Items:

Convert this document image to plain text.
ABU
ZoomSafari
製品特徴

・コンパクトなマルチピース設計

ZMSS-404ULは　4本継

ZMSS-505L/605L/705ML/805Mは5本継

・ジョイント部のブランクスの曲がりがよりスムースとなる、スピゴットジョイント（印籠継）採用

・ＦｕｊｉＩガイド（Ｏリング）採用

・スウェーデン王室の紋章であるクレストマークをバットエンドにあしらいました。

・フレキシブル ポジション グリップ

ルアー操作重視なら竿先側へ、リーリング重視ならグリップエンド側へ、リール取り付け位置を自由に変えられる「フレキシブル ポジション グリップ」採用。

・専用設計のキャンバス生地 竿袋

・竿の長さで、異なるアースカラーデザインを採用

Aim of the exercise: Return all of the data word for word.

Exercise response:
Convert this document image to plain text.
ABU
ZoomSafari
製品特徴

・コンパクトなマルチピース設計

ZMSS-404ULは　4本継

ZMSS-505L/605L/705ML/805Mは5本継

・ジョイント部のブランクスの曲がりがよりスムースとなる、スピゴットジョイント（印籠継）採用

・ＦｕｊｉＩガイド（Ｏリング）採用

・スウェーデン王室の紋章であるクレストマークをバットエンドにあしらいました。

・フレキシブル ポジション グリップ

ルアー操作重視なら竿先側へ、リーリング重視ならグリップエンド側へ、リール取り付け位置を自由に変えられる「フレキシブル ポジション グリップ」採用。

・専用設計のキャンバス生地 竿袋

・竿の長さで、異なるアースカラーデザインを採用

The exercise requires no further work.